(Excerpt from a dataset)
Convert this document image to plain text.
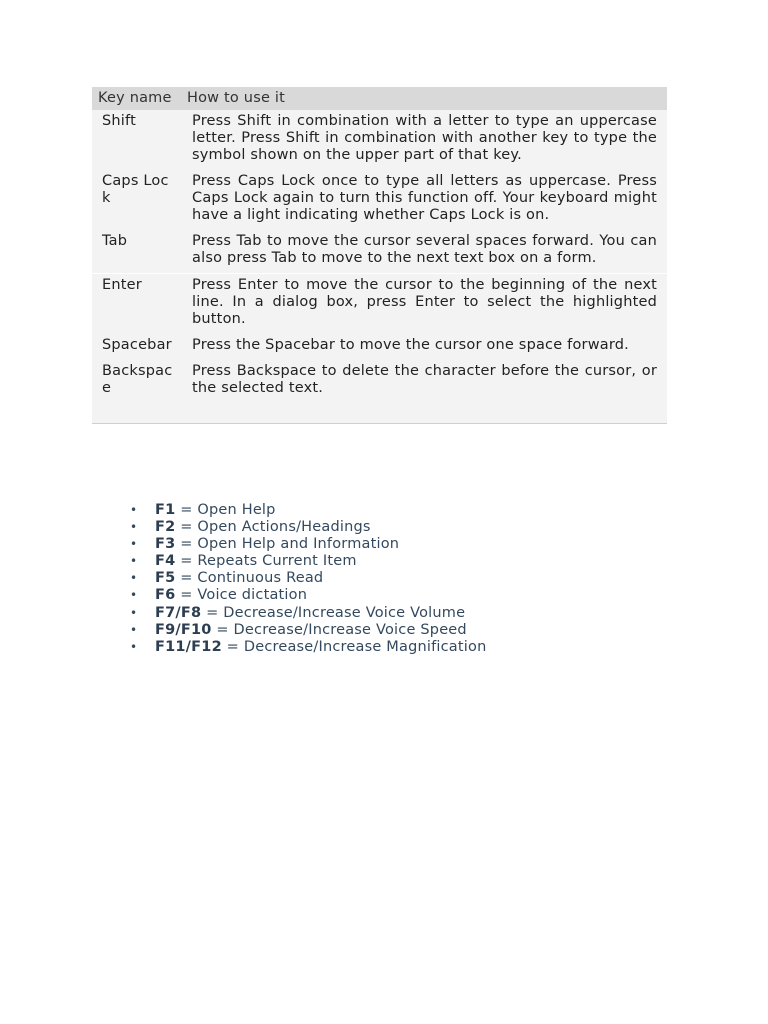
Key name	How to use it
Shift	Press Shift in combination with a letter to type an uppercase letter. Press Shift in combination with another key to type the symbol shown on the upper part of that key.
Caps Lock	Press Caps Lock once to type all letters as uppercase. Press Caps Lock again to turn this function off. Your keyboard might have a light indicating whether Caps Lock is on.
Tab	Press Tab to move the cursor several spaces forward. You can also press Tab to move to the next text box on a form.
Enter	Press Enter to move the cursor to the beginning of the next line. In a dialog box, press Enter to select the highlighted button.
Spacebar	Press the Spacebar to move the cursor one space forward.
Backspace	Press Backspace to delete the character before the cursor, or the selected text.
• F1 = Open Help
• F2 = Open Actions/Headings
• F3 = Open Help and Information
• F4 = Repeats Current Item
• F5 = Continuous Read
• F6 = Voice dictation
• F7/F8 = Decrease/Increase Voice Volume
• F9/F10 = Decrease/Increase Voice Speed
• F11/F12 = Decrease/Increase Magnification
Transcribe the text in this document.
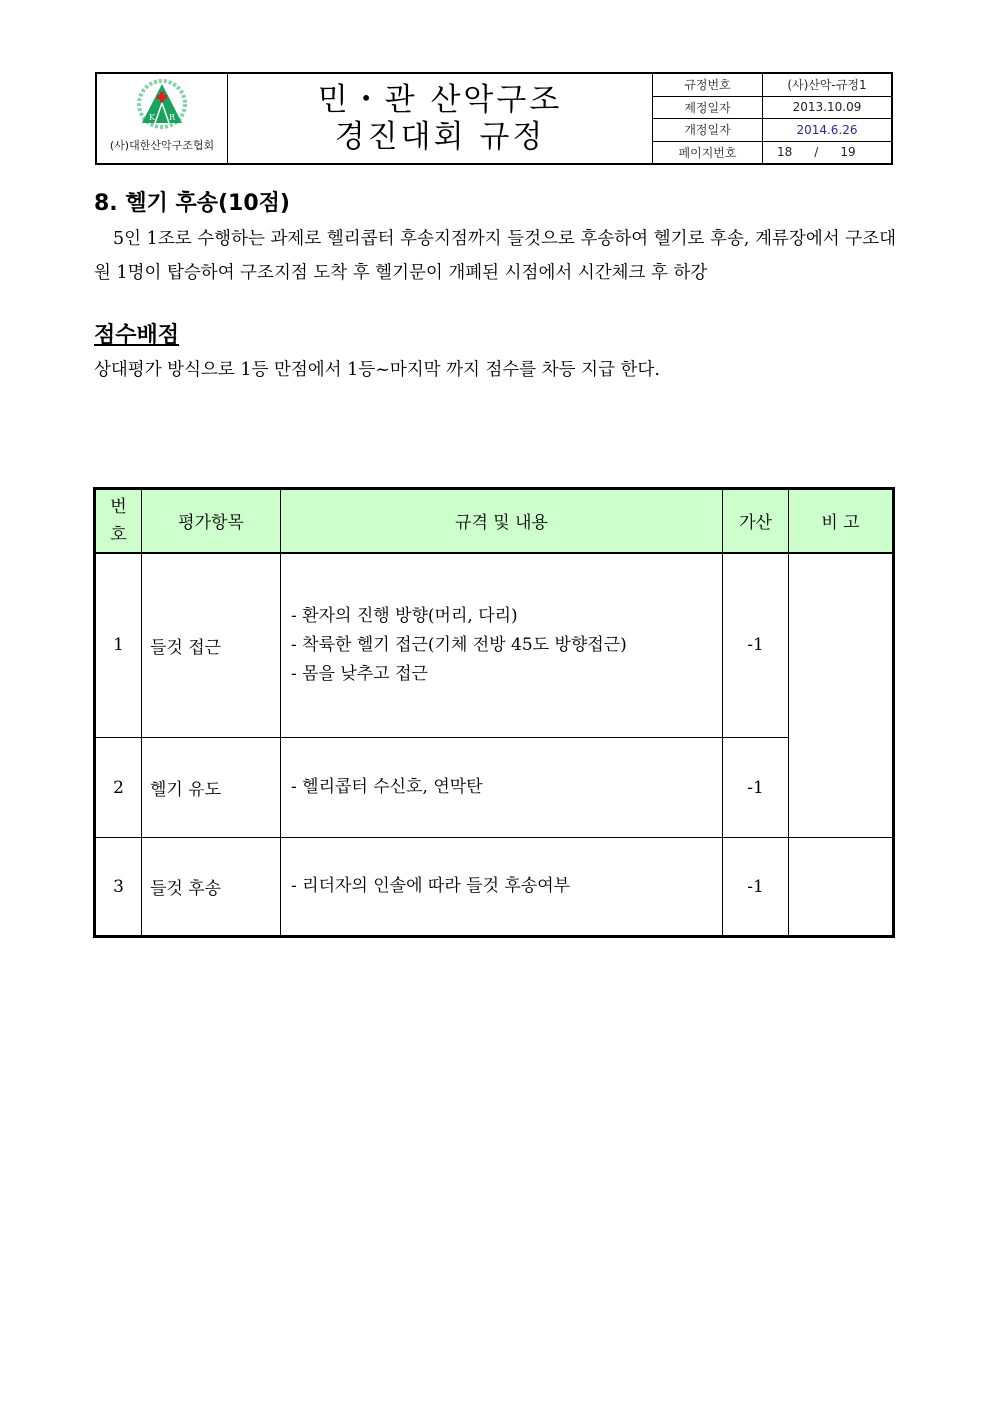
K R
(사)대한산악구조협회
민・관 산악구조
경진대회 규정
규정번호	(사)산악-규정1
제정일자	2013.10.09
개정일자	2014.6.26
페이지번호	18 / 19
8. 헬기 후송(10점)
5인 1조로 수행하는 과제로 헬리콥터 후송지점까지 들것으로 후송하여 헬기로 후송, 계류장에서 구조대원 1명이 탑승하여 구조지점 도착 후 헬기문이 개폐된 시점에서 시간체크 후 하강
점수배점
상대평가 방식으로 1등 만점에서 1등~마지막 까지 점수를 차등 지급 한다.
번
호	평가항목	규격 및 내용	가산	비 고
1	들것 접근	- 환자의 진행 방향(머리, 다리)
- 착륙한 헬기 접근(기체 전방 45도 방향접근)
- 몸을 낮추고 접근	-1	
2	헬기 유도	- 헬리콥터 수신호, 연막탄	-1	
3	들것 후송	- 리더자의 인솔에 따라 들것 후송여부	-1	
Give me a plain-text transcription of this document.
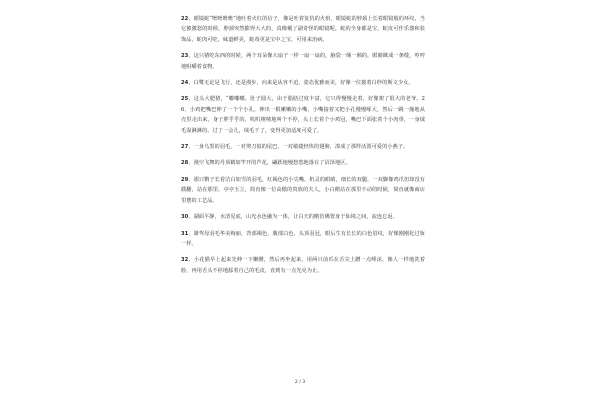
22、眼镜蛇“咝咝咝咝”地吐着火红的信子，像是吐着复仇的火焰，眼镜蛇的脖颈上长着眼镜般的环纹，当它被激怒的时候，脖颈突然膨得大大的，真像戴了副奇怪的眼镜呢。蛇的全身都是宝，蛇皮可作乐器和装饰品，蛇肉可吃，味道鲜美，蛇毒更是宝中之宝，可用来治病。

23、这只猪吃东西的时候，两个耳朵像大扇子一样一扇一扇的，脑袋一颠一颠的，眼睛眯成一条缝，哼哼地咀嚼着食物。

24、白鹭无论是飞行，还是漫步，向来是从容不迫，姿态优雅而美，好像一位披着白纱的斯文少女。

25、这头大肥猪，“嘟嘟嘟，肚子圆大，由于脂肪过度丰富，它只得慢慢走着，好像架了很大的老爷。26、小鸡把嘴巴伸了一个个小孔，伸出一根嫩嫩的小嘴，小嘴接着又把小孔慢慢啄大，然后一跳一撞地从壳里走出来，身子胖乎乎的，叽叽喳喳地叫个不停，头上长着个小鸡冠，嘴巴下面张着个小肉垂，一身绒毛湿淋淋的，过了一会儿，绒毛干了，变得更加适度可爱了。

27、一身乌黑的羽毛，一对剪刀似的尾巴，一对敏捷轻快的翅膀，凑成了那样活泼可爱的小燕子。

28、漫空飞舞的丹顶鹤如竿开的芦花，翩跃地慢悠悠地落在了沼泽地区。

29、那只鹦子长着洁白如雪的羽毛，红褐色的小尖嘴，机灵的眼睛，细长的双腿，一双脚像鸡爪但却没有蹼翻，站在那里，亭亭玉立，简直像一位高傲的贵族的夫人，小白鹅站在那里不动的时候，简直就像商店里摆的工艺品。

30、湖面平静，水清见底，山光水色融为一体，让白天的鹅仿佛置身于仙境之间，流连忘返。

31、雄驾母羽毛华美绚丽，背部褐色，腹部白色，头顶羽冠，眼后生有长长的白色眉纹，好像刚刚化过妆一样。

32、小花猫早上起来先伸一下懒腰，然后再坐起来，用两只前爪在舌尖上蹭一点唾沫，像人一样地洗着脸，再用舌头不停地舔着自己的毛皮，直到有一点光亮为止。

2 / 3
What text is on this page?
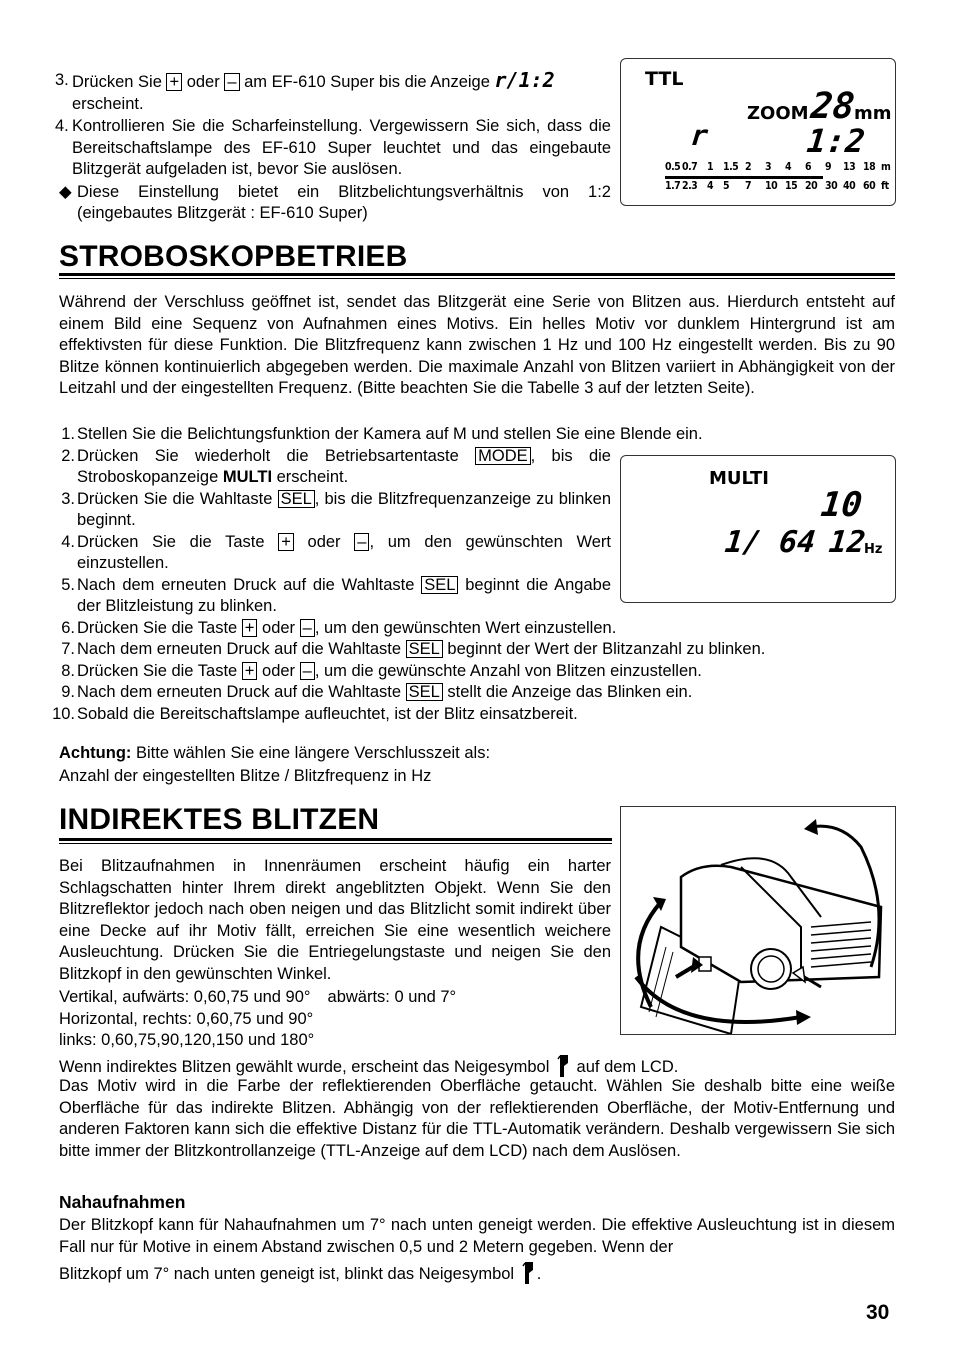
3. Drücken Sie + oder – am EF-610 Super bis die Anzeige r/1:2
erscheint.
4. Kontrollieren Sie die Scharfeinstellung. Vergewissern Sie sich, dass die Bereitschaftslampe des EF-610 Super leuchtet und das eingebaute Blitzgerät aufgeladen ist, bevor Sie auslösen.
◆ Diese Einstellung bietet ein Blitzbelichtungsverhältnis von 1:2 (eingebautes Blitzgerät : EF-610 Super)
TTL
ZOOM 28
mm
r	1:2
0.5 0.7 1 1.5 2 3 4 6 9 13 18 m
1.7 2.3 4 5 7 10 15 20 30 40 60 ft
STROBOSKOPBETRIEB
Während der Verschluss geöffnet ist, sendet das Blitzgerät eine Serie von Blitzen aus. Hierdurch entsteht auf einem Bild eine Sequenz von Aufnahmen eines Motivs. Ein helles Motiv vor dunklem Hintergrund ist am effektivsten für diese Funktion. Die Blitzfrequenz kann zwischen 1 Hz und 100 Hz eingestellt werden. Bis zu 90 Blitze können kontinuierlich abgegeben werden. Die maximale Anzahl von Blitzen variiert in Abhängigkeit von der Leitzahl und der eingestellten Frequenz. (Bitte beachten Sie die Tabelle 3 auf der letzten Seite).
1. Stellen Sie die Belichtungsfunktion der Kamera auf M und stellen Sie eine Blende ein.
2. Drücken Sie wiederholt die Betriebsartentaste MODE , bis die Stroboskopanzeige MULTI erscheint.
3. Drücken Sie die Wahltaste SEL , bis die Blitzfrequenzanzeige zu blinken beginnt.
4. Drücken Sie die Taste + oder – , um den gewünschten Wert einzustellen.
5. Nach dem erneuten Druck auf die Wahltaste SEL beginnt die Angabe der Blitzleistung zu blinken.
6. Drücken Sie die Taste + oder – , um den gewünschten Wert einzustellen.
7. Nach dem erneuten Druck auf die Wahltaste SEL beginnt der Wert der Blitzanzahl zu blinken.
8. Drücken Sie die Taste + oder – , um die gewünschte Anzahl von Blitzen einzustellen.
9. Nach dem erneuten Druck auf die Wahltaste SEL stellt die Anzeige das Blinken ein.
10. Sobald die Bereitschaftslampe aufleuchtet, ist der Blitz einsatzbereit.
MULTI
10
1/ 64 12
Hz
Achtung: Bitte wählen Sie eine längere Verschlusszeit als:
Anzahl der eingestellten Blitze / Blitzfrequenz in Hz
INDIREKTES BLITZEN
Bei Blitzaufnahmen in Innenräumen erscheint häufig ein harter Schlagschatten hinter Ihrem direkt angeblitzten Objekt. Wenn Sie den Blitzreflektor jedoch nach oben neigen und das Blitzlicht somit indirekt über eine Decke auf ihr Motiv fällt, erreichen Sie eine wesentlich weichere Ausleuchtung. Drücken Sie die Entriegelungstaste und neigen Sie den Blitzkopf in den gewünschten Winkel.
Vertikal, aufwärts: 0,60,75 und 90° abwärts: 0 und 7°
Horizontal, rechts: 0,60,75 und 90°
links: 0,60,75,90,120,150 und 180°
Wenn indirektes Blitzen gewählt wurde, erscheint das Neigesymbol  auf dem LCD.
Das Motiv wird in die Farbe der reflektierenden Oberfläche getaucht. Wählen Sie deshalb bitte eine weiße Oberfläche für das indirekte Blitzen. Abhängig von der reflektierenden Oberfläche, der Motiv-Entfernung und anderen Faktoren kann sich die effektive Distanz für die TTL-Automatik verändern. Deshalb vergewissern Sie sich bitte immer der Blitzkontrollanzeige (TTL-Anzeige auf dem LCD) nach dem Auslösen.
Nahaufnahmen
Der Blitzkopf kann für Nahaufnahmen um 7° nach unten geneigt werden. Die effektive Ausleuchtung ist in diesem Fall nur für Motive in einem Abstand zwischen 0,5 und 2 Metern gegeben. Wenn der
Blitzkopf um 7° nach unten geneigt ist, blinkt das Neigesymbol .
30
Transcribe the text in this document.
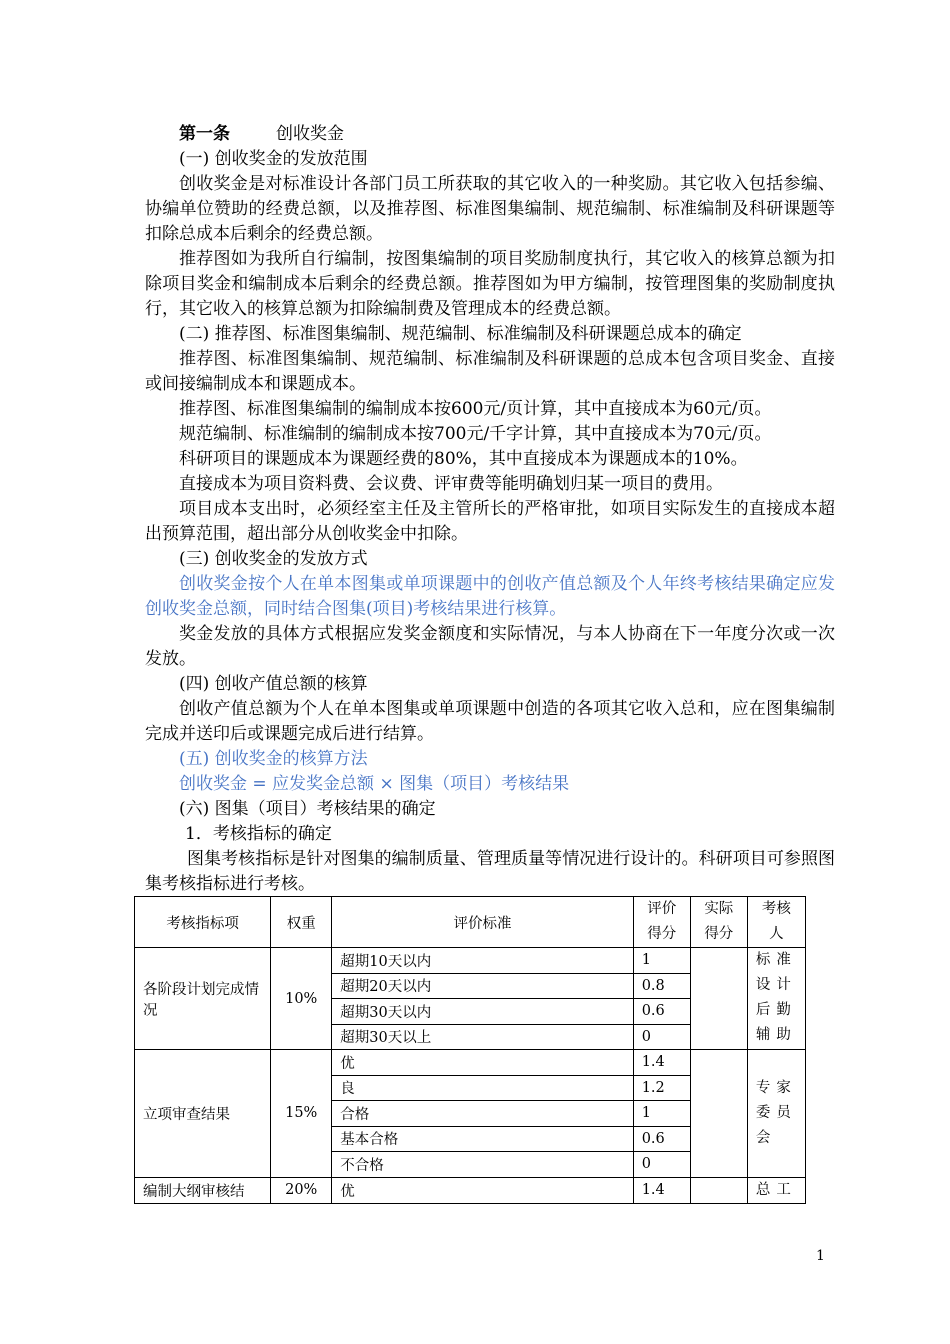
第一条	创收奖金

(一) 创收奖金的发放范围

创收奖金是对标准设计各部门员工所获取的其它收入的一种奖励。其它收入包括参编、协编单位赞助的经费总额，以及推荐图、标准图集编制、规范编制、标准编制及科研课题等扣除总成本后剩余的经费总额。

推荐图如为我所自行编制，按图集编制的项目奖励制度执行，其它收入的核算总额为扣除项目奖金和编制成本后剩余的经费总额。推荐图如为甲方编制，按管理图集的奖励制度执行，其它收入的核算总额为扣除编制费及管理成本的经费总额。

(二) 推荐图、标准图集编制、规范编制、标准编制及科研课题总成本的确定

推荐图、标准图集编制、规范编制、标准编制及科研课题的总成本包含项目奖金、直接或间接编制成本和课题成本。

推荐图、标准图集编制的编制成本按600元/页计算，其中直接成本为60元/页。

规范编制、标准编制的编制成本按700元/千字计算，其中直接成本为70元/页。

科研项目的课题成本为课题经费的80%，其中直接成本为课题成本的10%。

直接成本为项目资料费、会议费、评审费等能明确划归某一项目的费用。

项目成本支出时，必须经室主任及主管所长的严格审批，如项目实际发生的直接成本超出预算范围，超出部分从创收奖金中扣除。

(三) 创收奖金的发放方式

创收奖金按个人在单本图集或单项课题中的创收产值总额及个人年终考核结果确定应发创收奖金总额，同时结合图集(项目)考核结果进行核算。

奖金发放的具体方式根据应发奖金额度和实际情况，与本人协商在下一年度分次或一次发放。

(四) 创收产值总额的核算

创收产值总额为个人在单本图集或单项课题中创造的各项其它收入总和，应在图集编制完成并送印后或课题完成后进行结算。

(五) 创收奖金的核算方法

创收奖金 = 应发奖金总额 × 图集（项目）考核结果

(六) 图集（项目）考核结果的确定

1．考核指标的确定

图集考核指标是针对图集的编制质量、管理质量等情况进行设计的。科研项目可参照图集考核指标进行考核。

考核指标项	权重	评价标准	评价得分	实际得分	考核人
各阶段计划完成情况	10%	超期10天以内	1		标准设计后勤辅助
		超期20天以内	0.8		
		超期30天以内	0.6		
		超期30天以上	0		
立项审查结果	15%	优	1.4		专家委员会
		良	1.2		
		合格	1		
		基本合格	0.6		
		不合格	0		
编制大纲审核结	20%	优	1.4		总工
1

Written problem: Extract every line containing the string "MULTI" from the material.

Reply to the task:
2. Drücken Sie wiederholt die Betriebsartentaste MODE , bis die Stroboskopanzeige MULTI erscheint.
MULTI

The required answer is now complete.